Lines of data:
★ ★ ★ ★ ★
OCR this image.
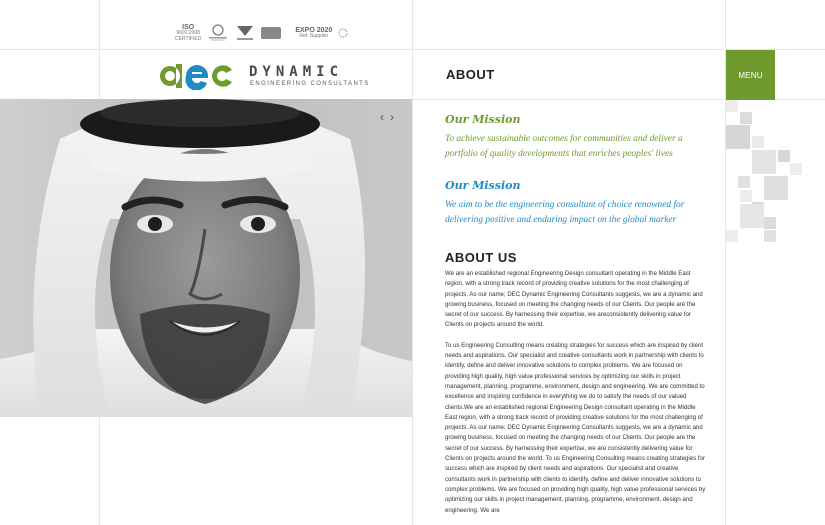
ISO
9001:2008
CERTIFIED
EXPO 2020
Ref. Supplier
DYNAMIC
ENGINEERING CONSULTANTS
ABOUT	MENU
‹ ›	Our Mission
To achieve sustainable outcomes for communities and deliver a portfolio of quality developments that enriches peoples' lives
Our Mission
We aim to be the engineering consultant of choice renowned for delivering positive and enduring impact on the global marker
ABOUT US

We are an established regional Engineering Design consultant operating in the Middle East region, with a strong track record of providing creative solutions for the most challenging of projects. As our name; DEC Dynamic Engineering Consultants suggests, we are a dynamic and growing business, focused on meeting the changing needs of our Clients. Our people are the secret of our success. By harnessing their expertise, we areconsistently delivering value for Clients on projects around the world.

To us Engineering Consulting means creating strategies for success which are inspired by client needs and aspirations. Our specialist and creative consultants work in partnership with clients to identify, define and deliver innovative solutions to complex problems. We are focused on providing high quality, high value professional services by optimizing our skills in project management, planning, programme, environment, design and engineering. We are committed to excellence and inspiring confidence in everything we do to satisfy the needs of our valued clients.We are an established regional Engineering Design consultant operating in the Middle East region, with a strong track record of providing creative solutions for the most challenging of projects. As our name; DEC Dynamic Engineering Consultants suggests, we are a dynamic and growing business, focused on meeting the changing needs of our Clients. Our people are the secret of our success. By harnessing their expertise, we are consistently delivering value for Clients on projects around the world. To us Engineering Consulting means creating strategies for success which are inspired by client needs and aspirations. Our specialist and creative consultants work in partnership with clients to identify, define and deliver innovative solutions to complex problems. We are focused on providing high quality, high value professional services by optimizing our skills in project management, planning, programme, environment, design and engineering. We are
★ ★ ★ ★ ★
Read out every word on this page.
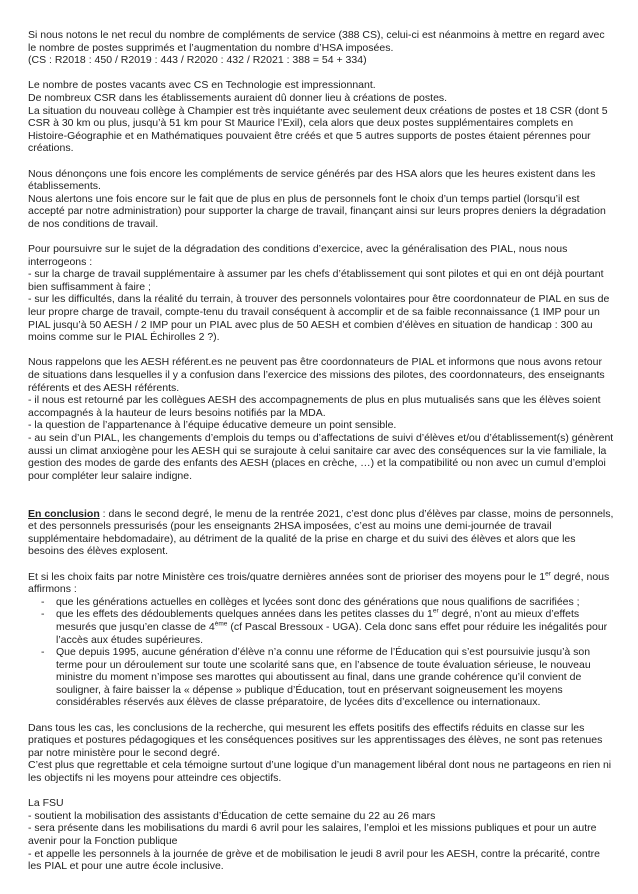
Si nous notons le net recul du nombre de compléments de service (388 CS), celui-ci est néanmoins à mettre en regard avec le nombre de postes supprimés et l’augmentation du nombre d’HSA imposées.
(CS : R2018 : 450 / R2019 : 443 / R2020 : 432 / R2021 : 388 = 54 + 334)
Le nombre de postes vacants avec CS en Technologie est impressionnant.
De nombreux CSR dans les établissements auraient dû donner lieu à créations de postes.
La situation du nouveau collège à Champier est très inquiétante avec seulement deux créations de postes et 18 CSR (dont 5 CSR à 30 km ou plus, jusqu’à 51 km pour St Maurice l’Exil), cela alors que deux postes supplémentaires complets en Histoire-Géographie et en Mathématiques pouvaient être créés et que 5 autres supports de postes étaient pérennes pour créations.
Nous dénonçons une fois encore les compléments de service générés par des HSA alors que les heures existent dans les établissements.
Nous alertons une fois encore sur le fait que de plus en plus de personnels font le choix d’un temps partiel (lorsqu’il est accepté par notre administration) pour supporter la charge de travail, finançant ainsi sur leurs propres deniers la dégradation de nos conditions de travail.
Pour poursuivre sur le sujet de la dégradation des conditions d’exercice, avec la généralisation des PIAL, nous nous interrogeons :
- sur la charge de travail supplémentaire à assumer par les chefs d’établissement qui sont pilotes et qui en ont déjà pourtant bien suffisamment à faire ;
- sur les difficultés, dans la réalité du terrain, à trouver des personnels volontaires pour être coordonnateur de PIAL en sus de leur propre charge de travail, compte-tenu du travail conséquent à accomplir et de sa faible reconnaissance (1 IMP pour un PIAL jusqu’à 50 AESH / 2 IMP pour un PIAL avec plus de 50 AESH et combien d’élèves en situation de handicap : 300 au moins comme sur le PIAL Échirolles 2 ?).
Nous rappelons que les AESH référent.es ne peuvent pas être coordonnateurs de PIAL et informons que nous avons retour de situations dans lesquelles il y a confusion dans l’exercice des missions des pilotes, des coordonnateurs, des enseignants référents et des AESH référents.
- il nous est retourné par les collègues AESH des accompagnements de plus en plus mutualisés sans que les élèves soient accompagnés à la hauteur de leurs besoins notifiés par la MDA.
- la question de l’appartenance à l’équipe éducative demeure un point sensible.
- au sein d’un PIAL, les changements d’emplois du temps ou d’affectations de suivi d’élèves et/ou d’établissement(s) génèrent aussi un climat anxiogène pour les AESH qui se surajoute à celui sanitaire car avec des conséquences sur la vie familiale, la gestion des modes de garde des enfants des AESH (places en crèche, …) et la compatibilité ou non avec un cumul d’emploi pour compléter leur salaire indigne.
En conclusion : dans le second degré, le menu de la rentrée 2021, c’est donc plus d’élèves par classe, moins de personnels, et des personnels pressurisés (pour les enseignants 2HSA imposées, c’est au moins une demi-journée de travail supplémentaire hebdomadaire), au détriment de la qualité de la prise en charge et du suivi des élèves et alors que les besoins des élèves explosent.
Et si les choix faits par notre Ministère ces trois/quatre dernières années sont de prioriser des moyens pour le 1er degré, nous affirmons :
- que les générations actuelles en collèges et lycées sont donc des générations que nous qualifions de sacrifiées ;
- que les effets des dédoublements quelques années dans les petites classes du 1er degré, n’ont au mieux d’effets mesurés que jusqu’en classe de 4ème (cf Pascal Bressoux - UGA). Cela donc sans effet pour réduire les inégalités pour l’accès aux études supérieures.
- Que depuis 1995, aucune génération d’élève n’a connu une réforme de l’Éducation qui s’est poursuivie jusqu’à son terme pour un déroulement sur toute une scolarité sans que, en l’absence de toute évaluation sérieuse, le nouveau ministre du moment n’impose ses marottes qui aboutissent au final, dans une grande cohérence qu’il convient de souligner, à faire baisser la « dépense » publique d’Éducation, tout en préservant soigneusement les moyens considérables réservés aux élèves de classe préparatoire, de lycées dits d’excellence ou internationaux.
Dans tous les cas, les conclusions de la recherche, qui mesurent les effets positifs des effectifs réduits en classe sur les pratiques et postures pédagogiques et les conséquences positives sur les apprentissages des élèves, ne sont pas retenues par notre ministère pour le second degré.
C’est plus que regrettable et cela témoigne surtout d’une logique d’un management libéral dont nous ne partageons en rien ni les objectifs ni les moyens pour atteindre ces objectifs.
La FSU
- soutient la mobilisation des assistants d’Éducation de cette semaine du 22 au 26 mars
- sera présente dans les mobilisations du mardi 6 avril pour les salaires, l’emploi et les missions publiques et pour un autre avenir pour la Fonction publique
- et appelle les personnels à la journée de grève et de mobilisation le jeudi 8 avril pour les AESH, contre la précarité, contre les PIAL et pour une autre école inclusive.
★ ★ ★ ★ ★
Show all lines above holding "classe".

# Result of the task
En conclusion : dans le second degré, le menu de la rentrée 2021, c’est donc plus d’élèves par classe, moins de personnels, et des personnels pressurisés (pour les enseignants 2HSA imposées, c’est au moins une demi-journée de travail supplémentaire hebdomadaire), au détriment de la qualité de la prise en charge et du suivi des élèves et alors que les besoins des élèves explosent.
- que les effets des dédoublements quelques années dans les petites classes du 1er degré, n’ont au mieux d’effets mesurés que jusqu’en classe de 4ème (cf Pascal Bressoux - UGA). Cela donc sans effet pour réduire les inégalités pour l’accès aux études supérieures.
- Que depuis 1995, aucune génération d’élève n’a connu une réforme de l’Éducation qui s’est poursuivie jusqu’à son terme pour un déroulement sur toute une scolarité sans que, en l’absence de toute évaluation sérieuse, le nouveau ministre du moment n’impose ses marottes qui aboutissent au final, dans une grande cohérence qu’il convient de souligner, à faire baisser la « dépense » publique d’Éducation, tout en préservant soigneusement les moyens considérables réservés aux élèves de classe préparatoire, de lycées dits d’excellence ou internationaux.
Dans tous les cas, les conclusions de la recherche, qui mesurent les effets positifs des effectifs réduits en classe sur les pratiques et postures pédagogiques et les conséquences positives sur les apprentissages des élèves, ne sont pas retenues par notre ministère pour le second degré.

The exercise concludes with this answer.